= Required tasks =
**A)** Put everything in the entries, from the start down through the line containing "step-row — [69, 564, 1485, 686]", into a JSON list of strings with one string per line and no blank lines.
**B)** Write what comes next in the account of adapting "Moontrap" for the screen, picking up after its final line.

= Text section =
•••

But after one extended afternoon of surefire weed and wonder, that evening I perused my screenplay notes and absolutely could not make sense out of a single item.  It looked like scrambled ideas over-easy with a side of onion rings.  From then on, I stuck to Winstons, coffee, and soft drinks.  Former one-meeting-mentor Sam Peckinpah would've been disgusted with ol' Bob.  The problem, as we continued working, was this new way allowed me to see -- in real time -- our collection of "Moontrap" ideas was still an inchoate mess.  The spirit was willing but the brains seemed to be AWOL.

These days were well before I encountered Syd Field's "Screenplay" so I was mostly thrashing around on caffeine, excitement, guess-work, and outrageous dialogue.  And whatever movie I had just seen.  It was enough to keep me employed but not to do very good work.  I could've used ol' Syd's unwritten book trying to unpack that mountain man's saddlebags and bedroll.

Finally I came up with a treatmenty-outline from the novel that didn't make too many eyes roll.  "Go get 'em, Wild Pup," said Jack.  He was addicted to nicknames too.  Okay, John J, I said, gathering up my notes and heading for the door.  On my way out, Helena gave me a deep scowl as she turned away.

What I didn't know was that would be my best day on the project.

At home on my trusty Selectric ll, everything seemed to misfire.  At that early point, I hadn't yet learned the 3X5 outline card trick,  hadn't learned about cutting all the pages out of the "Moontrap" paperback, copying them on large format paper leaving plenty of room for notes and ideas, and crucially, hadn't learned the three act paradigm that Syd Field made so famous a few years later.

Everything I wrote looked bad.  I'm pretty sure every writer has these moments, at least that's what I kept telling myself.  I'd look at the scene from the book.  Then, at my scripted version.  My cat Tector could have done a better job.

With that, my cat stopped as he sauntered through the room.  "That's right, I could!  But I'm not going to.  Because you're a bad dog."

It bottomed out for me one afternoon when I saw a Writers Guild screening of the Robert Redford memorable "Jeremiah Johnson."  Um, maybe a little too memorable,  I had seen it when it first came out, but this time I was shocked at how similar our two stories were.  And how alike our dialogue was.  I thought I'd been recycling my own from my first unmade script for Warner Bros., "Clay Allison."  Which is embarrassing enough, but it turned out it was way more John Milius and hardly any Chow Puppy.

Unfortunately, I had already turned in the rough first draft because I was still young and dumb and apparently hadn't learned the immutable lesson: do NOT EVER turn in "rough" material because everything in Show Biz is an audition.   No one really wants or knows how to read anything but your very best offering.  And then, only maybe.

That's when I got The Phone Call.  In all my days, including the ones since, I have never heard anything remotely like it.

Producer Scott Farcus was screaming.  There was no prelude, no small talk, he was already at the E above high C.  Apparently, he'd seen "Jeremiah Johnson" recently, too.  Oh oh.  He put together excoriating insults like King Lear's storm scene rewritten by the "Bad Santa" guys.  For minutes he howled on until he finally stopped and said, "well, aren't you going to say anything, you fraudulent hack asshole?!"

•••

= Material shown =
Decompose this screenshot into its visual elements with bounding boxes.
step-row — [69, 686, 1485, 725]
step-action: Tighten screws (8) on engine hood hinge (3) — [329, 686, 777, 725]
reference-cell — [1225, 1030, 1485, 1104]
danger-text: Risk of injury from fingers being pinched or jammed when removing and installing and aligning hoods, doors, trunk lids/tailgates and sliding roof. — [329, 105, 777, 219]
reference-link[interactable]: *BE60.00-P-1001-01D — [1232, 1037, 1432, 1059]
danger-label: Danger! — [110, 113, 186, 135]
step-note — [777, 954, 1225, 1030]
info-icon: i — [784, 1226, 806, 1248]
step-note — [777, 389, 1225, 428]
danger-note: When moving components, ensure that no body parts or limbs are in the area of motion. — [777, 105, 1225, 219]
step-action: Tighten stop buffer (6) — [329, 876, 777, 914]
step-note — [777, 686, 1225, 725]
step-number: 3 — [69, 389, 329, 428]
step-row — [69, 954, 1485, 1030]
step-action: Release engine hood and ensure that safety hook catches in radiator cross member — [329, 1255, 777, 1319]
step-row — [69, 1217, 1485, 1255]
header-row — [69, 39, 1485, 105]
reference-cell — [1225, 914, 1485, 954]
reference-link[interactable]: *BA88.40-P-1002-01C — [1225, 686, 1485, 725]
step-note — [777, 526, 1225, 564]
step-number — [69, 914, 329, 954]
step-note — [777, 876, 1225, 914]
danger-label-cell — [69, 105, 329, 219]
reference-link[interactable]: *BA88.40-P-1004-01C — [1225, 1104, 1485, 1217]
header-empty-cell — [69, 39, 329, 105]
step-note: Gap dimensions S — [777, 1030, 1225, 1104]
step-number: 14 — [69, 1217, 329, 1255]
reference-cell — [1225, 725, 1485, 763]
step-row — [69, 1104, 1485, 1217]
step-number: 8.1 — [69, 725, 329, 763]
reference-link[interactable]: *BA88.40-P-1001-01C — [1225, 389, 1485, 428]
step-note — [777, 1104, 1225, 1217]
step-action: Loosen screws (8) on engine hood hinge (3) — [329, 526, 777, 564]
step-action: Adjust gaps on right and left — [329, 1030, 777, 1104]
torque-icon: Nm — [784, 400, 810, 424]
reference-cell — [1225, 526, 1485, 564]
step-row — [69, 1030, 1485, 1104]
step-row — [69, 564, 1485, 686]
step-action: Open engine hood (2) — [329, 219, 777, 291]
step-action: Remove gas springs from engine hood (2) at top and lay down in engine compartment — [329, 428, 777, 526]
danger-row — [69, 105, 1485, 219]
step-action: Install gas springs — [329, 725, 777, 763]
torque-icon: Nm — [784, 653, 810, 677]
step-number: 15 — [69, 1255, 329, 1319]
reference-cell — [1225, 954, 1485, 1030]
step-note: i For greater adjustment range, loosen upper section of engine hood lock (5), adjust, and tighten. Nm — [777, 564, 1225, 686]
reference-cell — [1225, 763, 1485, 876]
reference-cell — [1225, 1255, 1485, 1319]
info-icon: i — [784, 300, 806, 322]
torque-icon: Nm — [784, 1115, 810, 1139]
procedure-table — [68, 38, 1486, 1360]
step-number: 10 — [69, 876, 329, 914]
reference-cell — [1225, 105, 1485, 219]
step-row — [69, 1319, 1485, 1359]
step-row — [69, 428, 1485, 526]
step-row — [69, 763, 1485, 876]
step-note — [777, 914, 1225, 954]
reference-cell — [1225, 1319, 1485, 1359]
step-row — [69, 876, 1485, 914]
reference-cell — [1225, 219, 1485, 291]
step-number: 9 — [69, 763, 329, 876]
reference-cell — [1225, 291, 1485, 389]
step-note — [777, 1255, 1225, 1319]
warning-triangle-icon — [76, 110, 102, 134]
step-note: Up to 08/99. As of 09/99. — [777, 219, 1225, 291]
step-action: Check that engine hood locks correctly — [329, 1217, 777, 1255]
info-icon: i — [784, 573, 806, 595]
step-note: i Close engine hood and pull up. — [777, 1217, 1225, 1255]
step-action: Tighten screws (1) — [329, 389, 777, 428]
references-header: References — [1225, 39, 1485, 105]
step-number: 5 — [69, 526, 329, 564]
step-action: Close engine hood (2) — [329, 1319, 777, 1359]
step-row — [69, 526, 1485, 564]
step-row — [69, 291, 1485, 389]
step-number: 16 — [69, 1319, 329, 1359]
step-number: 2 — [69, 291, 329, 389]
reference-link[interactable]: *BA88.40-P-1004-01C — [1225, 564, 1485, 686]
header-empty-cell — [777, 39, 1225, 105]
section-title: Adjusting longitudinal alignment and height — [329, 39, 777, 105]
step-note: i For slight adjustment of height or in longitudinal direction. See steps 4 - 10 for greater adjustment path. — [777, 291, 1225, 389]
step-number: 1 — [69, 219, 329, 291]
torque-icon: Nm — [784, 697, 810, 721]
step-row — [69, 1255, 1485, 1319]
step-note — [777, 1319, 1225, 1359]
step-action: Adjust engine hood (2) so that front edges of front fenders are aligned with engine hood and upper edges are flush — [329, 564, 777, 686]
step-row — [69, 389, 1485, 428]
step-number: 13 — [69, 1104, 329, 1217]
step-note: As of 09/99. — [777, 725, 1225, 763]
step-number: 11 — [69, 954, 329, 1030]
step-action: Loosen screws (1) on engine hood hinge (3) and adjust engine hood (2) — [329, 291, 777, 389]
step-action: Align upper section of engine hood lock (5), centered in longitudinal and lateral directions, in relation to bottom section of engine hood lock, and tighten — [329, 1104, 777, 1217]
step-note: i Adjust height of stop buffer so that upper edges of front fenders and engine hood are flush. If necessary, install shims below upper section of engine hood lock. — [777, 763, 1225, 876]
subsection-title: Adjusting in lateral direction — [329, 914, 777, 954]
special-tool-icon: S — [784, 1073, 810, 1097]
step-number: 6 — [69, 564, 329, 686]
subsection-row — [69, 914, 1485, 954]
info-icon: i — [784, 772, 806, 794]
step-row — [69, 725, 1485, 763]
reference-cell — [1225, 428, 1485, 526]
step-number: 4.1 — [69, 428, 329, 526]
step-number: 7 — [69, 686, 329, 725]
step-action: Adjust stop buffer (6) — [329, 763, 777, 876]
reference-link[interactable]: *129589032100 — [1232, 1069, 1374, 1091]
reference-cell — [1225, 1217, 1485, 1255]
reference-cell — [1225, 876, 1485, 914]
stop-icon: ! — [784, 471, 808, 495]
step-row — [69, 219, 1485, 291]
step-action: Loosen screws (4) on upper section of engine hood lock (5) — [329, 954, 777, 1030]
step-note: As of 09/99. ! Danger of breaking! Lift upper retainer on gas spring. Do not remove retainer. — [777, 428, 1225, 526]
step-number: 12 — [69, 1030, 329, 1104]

•••

= Outputs for the tasks =
**A)**
[
  "Decompose this screenshot into its visual elements with bounding boxes.",
  "step-row — [69, 686, 1485, 725]",
  "step-action: Tighten screws (8) on engine hood hinge (3) — [329, 686, 777, 725]",
  "reference-cell — [1225, 1030, 1485, 1104]",
  "danger-text: Risk of injury from fingers being pinched or jammed when removing and installing and aligning hoods, doors, trunk lids/tailgates and sliding roof. — [329, 105, 777, 219]",
  "reference-link[interactable]: *BE60.00-P-1001-01D — [1232, 1037, 1432, 1059]",
  "danger-label: Danger! — [110, 113, 186, 135]",
  "step-note — [777, 954, 1225, 1030]",
  "info-icon: i — [784, 1226, 806, 1248]",
  "step-note — [777, 389, 1225, 428]",
  "danger-note: When moving components, ensure that no body parts or limbs are in the area of motion. — [777, 105, 1225, 219]",
  "step-action: Tighten stop buffer (6) — [329, 876, 777, 914]",
  "step-note — [777, 686, 1225, 725]",
  "step-number: 3 — [69, 389, 329, 428]",
  "step-row — [69, 954, 1485, 1030]",
  "step-action: Release engine hood and ensure that safety hook catches in radiator cross member — [329, 1255, 777, 1319]",
  "step-row — [69, 1217, 1485, 1255]",
  "header-row — [69, 39, 1485, 105]",
  "reference-cell — [1225, 914, 1485, 954]",
  "reference-link[interactable]: *BA88.40-P-1002-01C — [1225, 686, 1485, 725]",
  "step-note — [777, 526, 1225, 564]",
  "step-number — [69, 914, 329, 954]",
  "step-note — [777, 876, 1225, 914]",
  "danger-label-cell — [69, 105, 329, 219]",
  "reference-link[interactable]: *BA88.40-P-1004-01C — [1225, 1104, 1485, 1217]",
  "header-empty-cell — [69, 39, 329, 105]",
  "step-note: Gap dimensions S — [777, 1030, 1225, 1104]",
  "step-number: 14 — [69, 1217, 329, 1255]",
  "reference-cell — [1225, 725, 1485, 763]",
  "step-row — [69, 1104, 1485, 1217]",
  "step-number: 8.1 — [69, 725, 329, 763]",
  "reference-link[interactable]: *BA88.40-P-1001-01C — [1225, 389, 1485, 428]",
  "step-note — [777, 1104, 1225, 1217]",
  "step-action: Loosen screws (8) on engine hood hinge (3) — [329, 526, 777, 564]",
  "step-action: Adjust gaps on right and left — [329, 1030, 777, 1104]",
  "torque-icon: Nm — [784, 400, 810, 424]",
  "reference-cell — [1225, 526, 1485, 564]",
  "step-row — [69, 1030, 1485, 1104]",
  "step-row — [69, 564, 1485, 686]"
]

**B)**
"I think you have the wrong number," I said and hung up.

I immediately called my agent in a blind panic.  I was in trouble.  I had brought it on myself.  I was utterly lost and terrified.  What could I do about this?  "J.P., what can we do about this?!"

"Take your phone off the hook and wait an hour," he said.  "Then, call me back.  I'll reach out to Farcus.  Is it really that bad?"

"Yes."

About the longest hour of my young life.

I called my agent back.  Against all odds, he had somehow made it better.  When smart people in Hollywood 'reach out,' amazing things can occur.  Upsides are illuminated, some form of reason is seen, the famous Favor Bank is alluded to.  I can't remember the gory details, but I took my leave of "Moontrap," keeping the start money but relinquishing everything else.

"Don't worry, Puppy," J.P. said.  "Live and learn.  We'll get you another job.  And Farcus promised not to call you back."

About fifteen minutes later, my phone rang.  "You no talent dildo," said Scott Farcus and hung up.  I never saw or spoke to him again.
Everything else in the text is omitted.